(Data entries)
[Start]
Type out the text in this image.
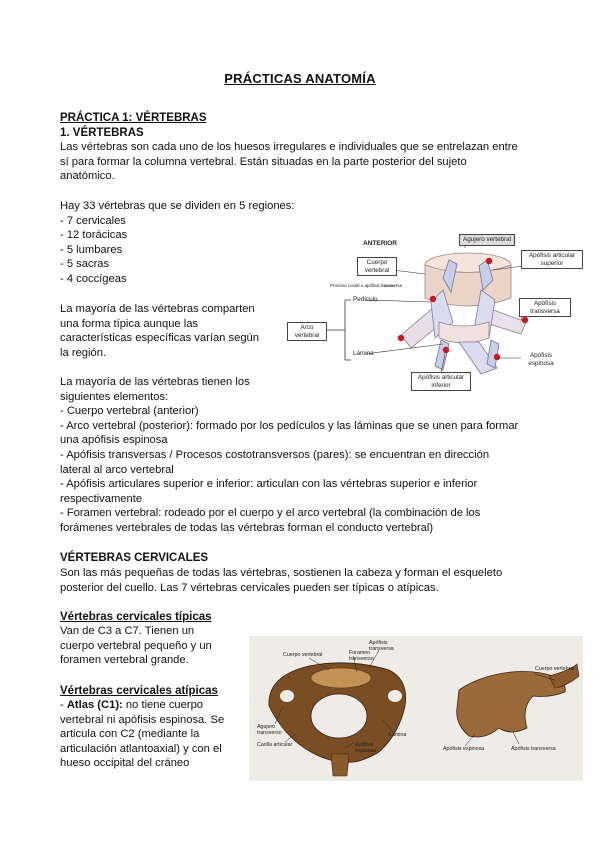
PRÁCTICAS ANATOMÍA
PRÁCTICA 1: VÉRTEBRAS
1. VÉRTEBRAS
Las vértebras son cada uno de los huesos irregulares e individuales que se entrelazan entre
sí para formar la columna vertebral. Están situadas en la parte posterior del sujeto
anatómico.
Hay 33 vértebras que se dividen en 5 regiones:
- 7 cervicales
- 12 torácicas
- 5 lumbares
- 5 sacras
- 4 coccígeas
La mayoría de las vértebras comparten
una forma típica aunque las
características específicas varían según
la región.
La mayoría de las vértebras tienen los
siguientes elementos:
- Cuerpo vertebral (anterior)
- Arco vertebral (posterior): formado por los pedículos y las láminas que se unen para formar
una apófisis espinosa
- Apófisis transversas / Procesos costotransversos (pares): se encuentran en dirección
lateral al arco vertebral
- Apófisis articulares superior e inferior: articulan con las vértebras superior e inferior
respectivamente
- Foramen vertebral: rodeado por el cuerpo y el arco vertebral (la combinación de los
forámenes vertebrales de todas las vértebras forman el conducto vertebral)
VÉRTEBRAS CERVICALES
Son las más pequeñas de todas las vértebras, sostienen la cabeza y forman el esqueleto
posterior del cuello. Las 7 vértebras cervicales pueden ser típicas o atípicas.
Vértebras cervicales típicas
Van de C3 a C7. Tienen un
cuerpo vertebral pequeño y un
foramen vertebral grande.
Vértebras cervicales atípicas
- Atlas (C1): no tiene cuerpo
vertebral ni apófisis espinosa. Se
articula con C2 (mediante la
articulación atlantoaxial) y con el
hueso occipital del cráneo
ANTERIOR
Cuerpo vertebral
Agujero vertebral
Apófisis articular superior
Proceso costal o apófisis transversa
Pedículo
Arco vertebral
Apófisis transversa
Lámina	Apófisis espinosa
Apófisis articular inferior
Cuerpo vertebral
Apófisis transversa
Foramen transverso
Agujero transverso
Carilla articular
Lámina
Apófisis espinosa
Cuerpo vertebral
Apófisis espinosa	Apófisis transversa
[End]
[Start]
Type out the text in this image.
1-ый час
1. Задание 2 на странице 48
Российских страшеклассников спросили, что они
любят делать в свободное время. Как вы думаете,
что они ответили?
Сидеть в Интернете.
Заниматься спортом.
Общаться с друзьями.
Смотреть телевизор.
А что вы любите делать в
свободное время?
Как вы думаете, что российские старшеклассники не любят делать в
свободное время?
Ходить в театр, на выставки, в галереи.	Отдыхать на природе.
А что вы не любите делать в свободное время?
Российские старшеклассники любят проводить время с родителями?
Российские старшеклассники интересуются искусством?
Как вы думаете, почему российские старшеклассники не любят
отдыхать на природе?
[End]
Requirements → Which lines in the data above contain "espinosa"? Show each one.

Exercise answer →
una apófisis espinosa
vertebral ni apófisis espinosa. Se
Lámina	Apófisis espinosa
Apófisis espinosa
Apófisis espinosa	Apófisis transversa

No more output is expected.